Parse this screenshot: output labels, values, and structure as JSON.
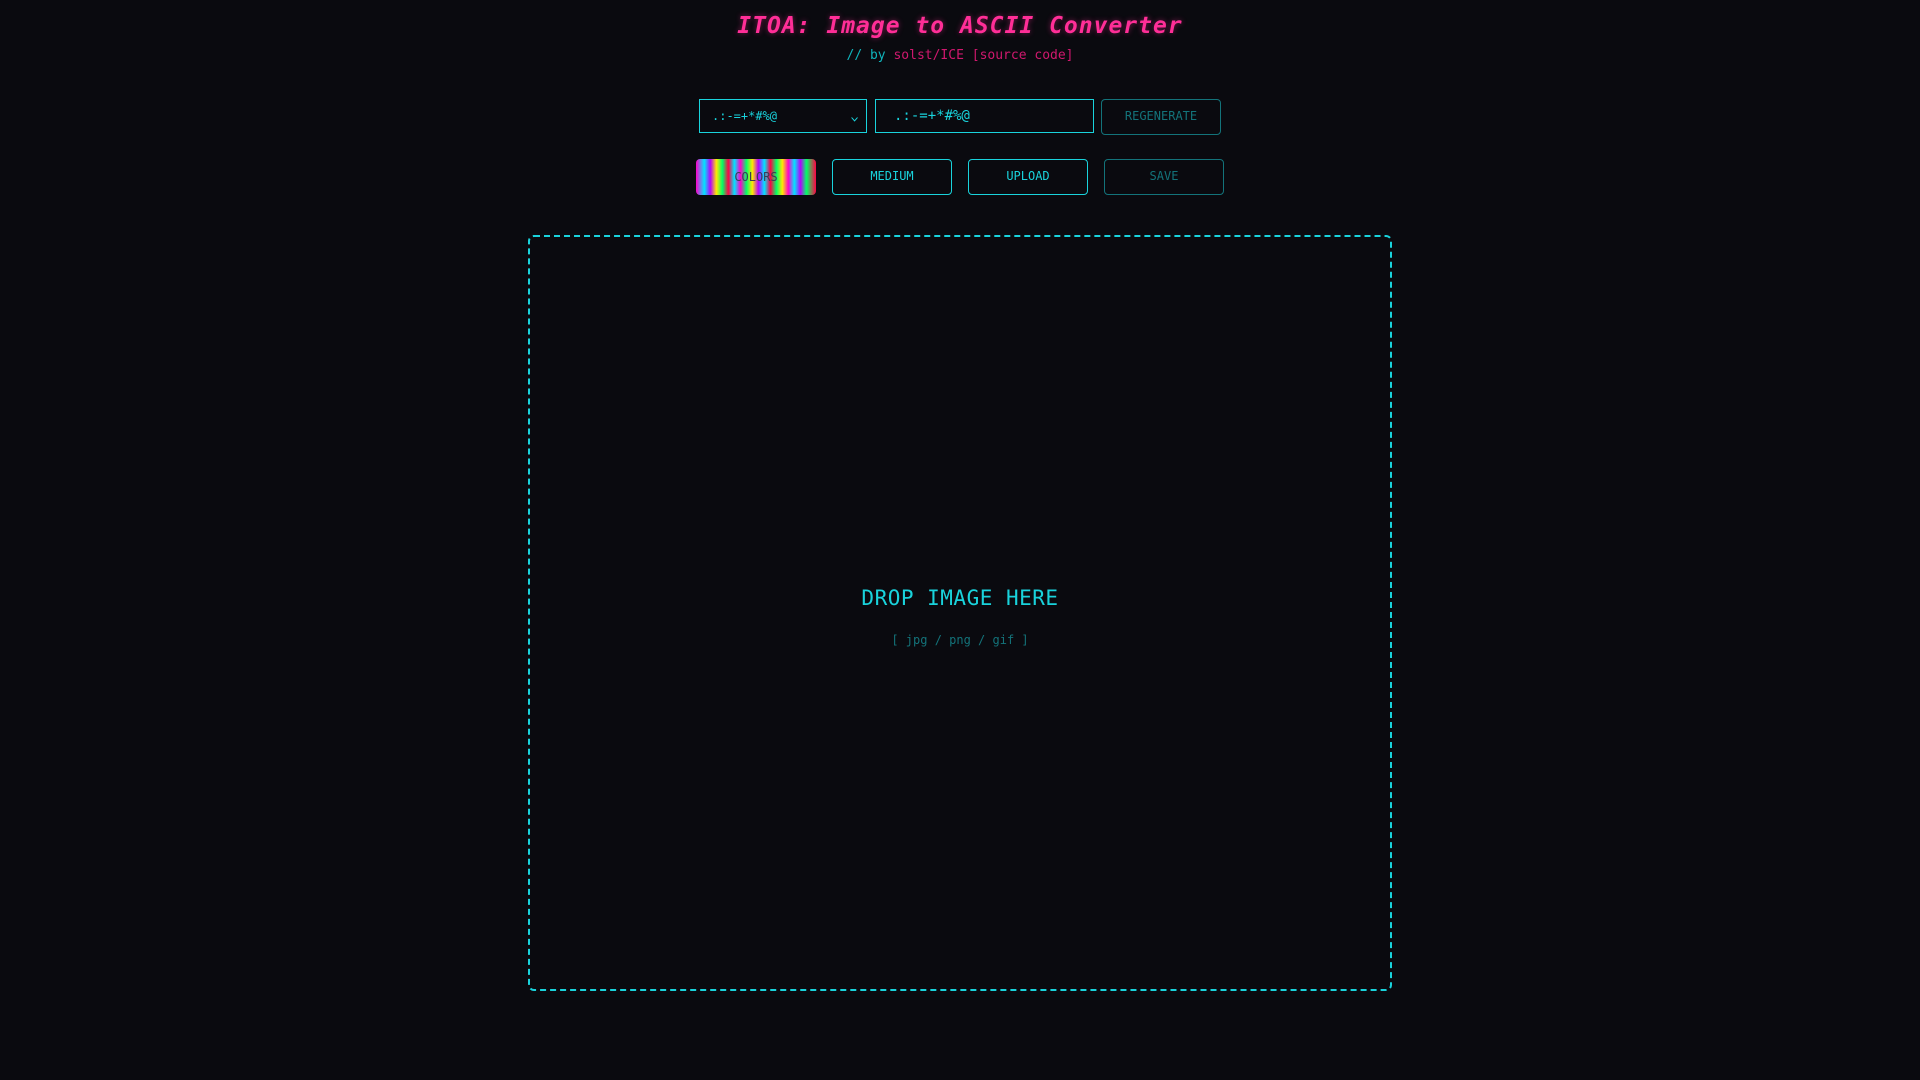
{
  "header": {
    "title": "ITOA: Image to ASCII Converter",
    "subtitle_prefix": "// by",
    "author": "solst/ICE",
    "source_link": "[source code]"
  },
  "controls": {
    "charset_select": {
      "selected": ".:-=+*#%@",
      "chevron_icon": "chevron-down-icon"
    },
    "charset_input_value": ".:-=+*#%@",
    "regenerate_label": "REGENERATE",
    "colors_label": "COLORS",
    "size_label": "MEDIUM",
    "upload_label": "UPLOAD",
    "save_label": "SAVE"
  },
  "dropzone": {
    "title": "DROP IMAGE HERE",
    "hint": "[ jpg / png / gif ]"
  },
  "colors": {
    "background": "#0a0a0f",
    "accent_cyan": "#19d3dc",
    "accent_pink": "#ff2e97"
  }
}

________

> WHAT IS EXPECTED
Replicate the material above verbatim; images stay out of the copy.

> THE ANSWER
Parse this screenshot: output labels, values, and structure as JSON.
{
  "header": {
    "title": "ITOA: Image to ASCII Converter",
    "subtitle_prefix": "// by",
    "author": "solst/ICE",
    "source_link": "[source code]"
  },
  "controls": {
    "charset_select": {
      "selected": ".:-=+*#%@",
      "chevron_icon": "chevron-down-icon"
    },
    "charset_input_value": ".:-=+*#%@",
    "regenerate_label": "REGENERATE",
    "colors_label": "COLORS",
    "size_label": "MEDIUM",
    "upload_label": "UPLOAD",
    "save_label": "SAVE"
  },
  "dropzone": {
    "title": "DROP IMAGE HERE",
    "hint": "[ jpg / png / gif ]"
  },
  "colors": {
    "background": "#0a0a0f",
    "accent_cyan": "#19d3dc",
    "accent_pink": "#ff2e97"
  }
}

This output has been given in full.